**Given request**: Make an exact copy of the records, dropping all pictures.

[Records excerpted from a collection]

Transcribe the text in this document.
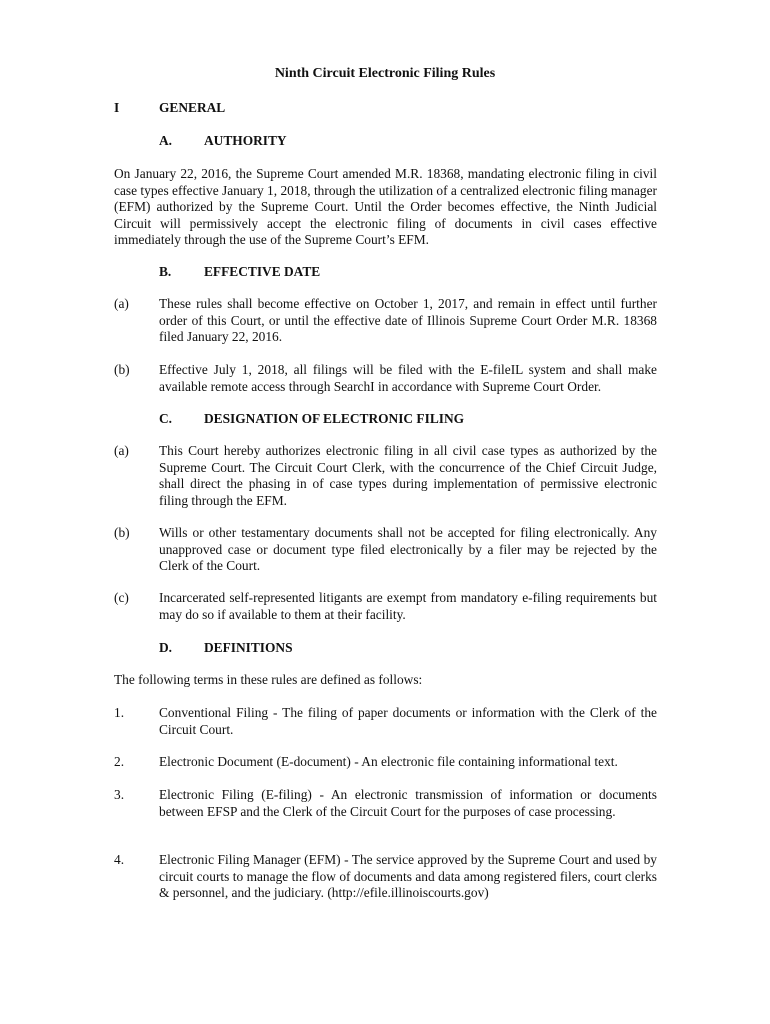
Ninth Circuit Electronic Filing Rules
I	GENERAL
A. AUTHORITY
On January 22, 2016, the Supreme Court amended M.R. 18368, mandating electronic filing in civil case types effective January 1, 2018, through the utilization of a centralized electronic filing manager (EFM) authorized by the Supreme Court. Until the Order becomes effective, the Ninth Judicial Circuit will permissively accept the electronic filing of documents in civil cases effective immediately through the use of the Supreme Court’s EFM.
B. EFFECTIVE DATE
(a) These rules shall become effective on October 1, 2017, and remain in effect until further order of this Court, or until the effective date of Illinois Supreme Court Order M.R. 18368 filed January 22, 2016.
(b) Effective July 1, 2018, all filings will be filed with the E-fileIL system and shall make available remote access through SearchI in accordance with Supreme Court Order.
C. DESIGNATION OF ELECTRONIC FILING
(a) This Court hereby authorizes electronic filing in all civil case types as authorized by the Supreme Court. The Circuit Court Clerk, with the concurrence of the Chief Circuit Judge, shall direct the phasing in of case types during implementation of permissive electronic filing through the EFM.
(b) Wills or other testamentary documents shall not be accepted for filing electronically. Any unapproved case or document type filed electronically by a filer may be rejected by the Clerk of the Court.
(c) Incarcerated self-represented litigants are exempt from mandatory e-filing requirements but may do so if available to them at their facility.
D. DEFINITIONS
The following terms in these rules are defined as follows:
1.	Conventional Filing - The filing of paper documents or information with the Clerk of the Circuit Court.
2.	Electronic Document (E-document) - An electronic file containing informational text.
3.	Electronic Filing (E-filing) - An electronic transmission of information or documents between EFSP and the Clerk of the Circuit Court for the purposes of case processing.
4.	Electronic Filing Manager (EFM) - The service approved by the Supreme Court and used by circuit courts to manage the flow of documents and data among registered filers, court clerks & personnel, and the judiciary. (http://efile.illinoiscourts.gov)
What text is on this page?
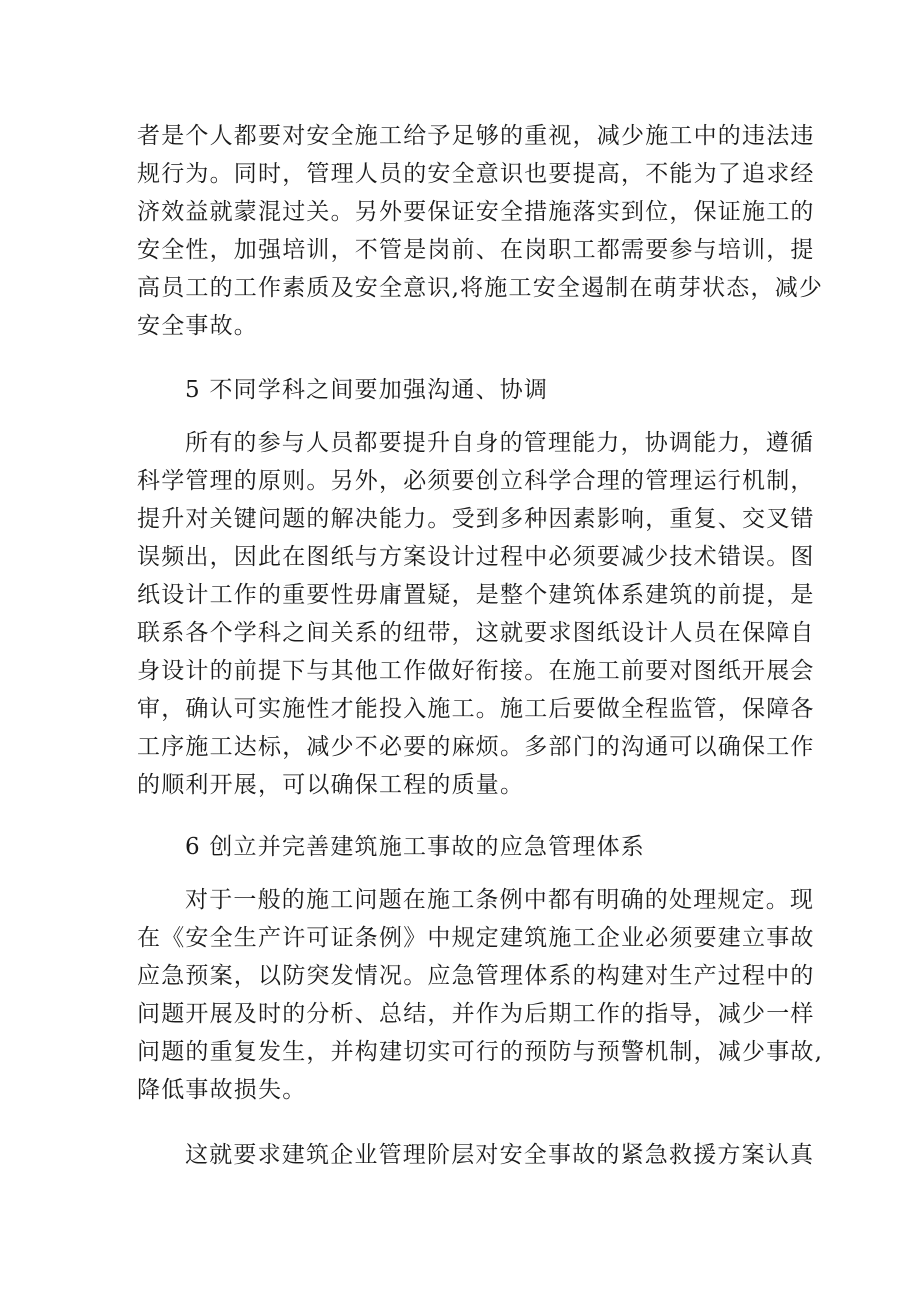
者是个人都要对安全施工给予足够的重视，减少施工中的违法违
规行为。同时，管理人员的安全意识也要提高，不能为了追求经
济效益就蒙混过关。另外要保证安全措施落实到位，保证施工的
安全性，加强培训，不管是岗前、在岗职工都需要参与培训，提
高员工的工作素质及安全意识,将施工安全遏制在萌芽状态，减少
安全事故。
5 不同学科之间要加强沟通、协调
所有的参与人员都要提升自身的管理能力，协调能力，遵循
科学管理的原则。另外，必须要创立科学合理的管理运行机制，
提升对关键问题的解决能力。受到多种因素影响，重复、交叉错
误频出，因此在图纸与方案设计过程中必须要减少技术错误。图
纸设计工作的重要性毋庸置疑，是整个建筑体系建筑的前提，是
联系各个学科之间关系的纽带，这就要求图纸设计人员在保障自
身设计的前提下与其他工作做好衔接。在施工前要对图纸开展会
审，确认可实施性才能投入施工。施工后要做全程监管，保障各
工序施工达标，减少不必要的麻烦。多部门的沟通可以确保工作
的顺利开展，可以确保工程的质量。
6 创立并完善建筑施工事故的应急管理体系
对于一般的施工问题在施工条例中都有明确的处理规定。现
在《安全生产许可证条例》中规定建筑施工企业必须要建立事故
应急预案，以防突发情况。应急管理体系的构建对生产过程中的
问题开展及时的分析、总结，并作为后期工作的指导，减少一样
问题的重复发生，并构建切实可行的预防与预警机制，减少事故,
降低事故损失。
这就要求建筑企业管理阶层对安全事故的紧急救援方案认真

**Reply to the task**:
Transcribe the text in this document.
Ninth Circuit Electronic Filing Rules
I	GENERAL
A. AUTHORITY
On January 22, 2016, the Supreme Court amended M.R. 18368, mandating electronic filing in civil case types effective January 1, 2018, through the utilization of a centralized electronic filing manager (EFM) authorized by the Supreme Court. Until the Order becomes effective, the Ninth Judicial Circuit will permissively accept the electronic filing of documents in civil cases effective immediately through the use of the Supreme Court’s EFM.
B. EFFECTIVE DATE
(a) These rules shall become effective on October 1, 2017, and remain in effect until further order of this Court, or until the effective date of Illinois Supreme Court Order M.R. 18368 filed January 22, 2016.
(b) Effective July 1, 2018, all filings will be filed with the E-fileIL system and shall make available remote access through SearchI in accordance with Supreme Court Order.
C. DESIGNATION OF ELECTRONIC FILING
(a) This Court hereby authorizes electronic filing in all civil case types as authorized by the Supreme Court. The Circuit Court Clerk, with the concurrence of the Chief Circuit Judge, shall direct the phasing in of case types during implementation of permissive electronic filing through the EFM.
(b) Wills or other testamentary documents shall not be accepted for filing electronically. Any unapproved case or document type filed electronically by a filer may be rejected by the Clerk of the Court.
(c) Incarcerated self-represented litigants are exempt from mandatory e-filing requirements but may do so if available to them at their facility.
D. DEFINITIONS
The following terms in these rules are defined as follows:
1.	Conventional Filing - The filing of paper documents or information with the Clerk of the Circuit Court.
2.	Electronic Document (E-document) - An electronic file containing informational text.
3.	Electronic Filing (E-filing) - An electronic transmission of information or documents between EFSP and the Clerk of the Circuit Court for the purposes of case processing.
4.	Electronic Filing Manager (EFM) - The service approved by the Supreme Court and used by circuit courts to manage the flow of documents and data among registered filers, court clerks & personnel, and the judiciary. (http://efile.illinoiscourts.gov)
What text is on this page?
者是个人都要对安全施工给予足够的重视，减少施工中的违法违
规行为。同时，管理人员的安全意识也要提高，不能为了追求经
济效益就蒙混过关。另外要保证安全措施落实到位，保证施工的
安全性，加强培训，不管是岗前、在岗职工都需要参与培训，提
高员工的工作素质及安全意识,将施工安全遏制在萌芽状态，减少
安全事故。
5 不同学科之间要加强沟通、协调
所有的参与人员都要提升自身的管理能力，协调能力，遵循
科学管理的原则。另外，必须要创立科学合理的管理运行机制，
提升对关键问题的解决能力。受到多种因素影响，重复、交叉错
误频出，因此在图纸与方案设计过程中必须要减少技术错误。图
纸设计工作的重要性毋庸置疑，是整个建筑体系建筑的前提，是
联系各个学科之间关系的纽带，这就要求图纸设计人员在保障自
身设计的前提下与其他工作做好衔接。在施工前要对图纸开展会
审，确认可实施性才能投入施工。施工后要做全程监管，保障各
工序施工达标，减少不必要的麻烦。多部门的沟通可以确保工作
的顺利开展，可以确保工程的质量。
6 创立并完善建筑施工事故的应急管理体系
对于一般的施工问题在施工条例中都有明确的处理规定。现
在《安全生产许可证条例》中规定建筑施工企业必须要建立事故
应急预案，以防突发情况。应急管理体系的构建对生产过程中的
问题开展及时的分析、总结，并作为后期工作的指导，减少一样
问题的重复发生，并构建切实可行的预防与预警机制，减少事故,
降低事故损失。
这就要求建筑企业管理阶层对安全事故的紧急救援方案认真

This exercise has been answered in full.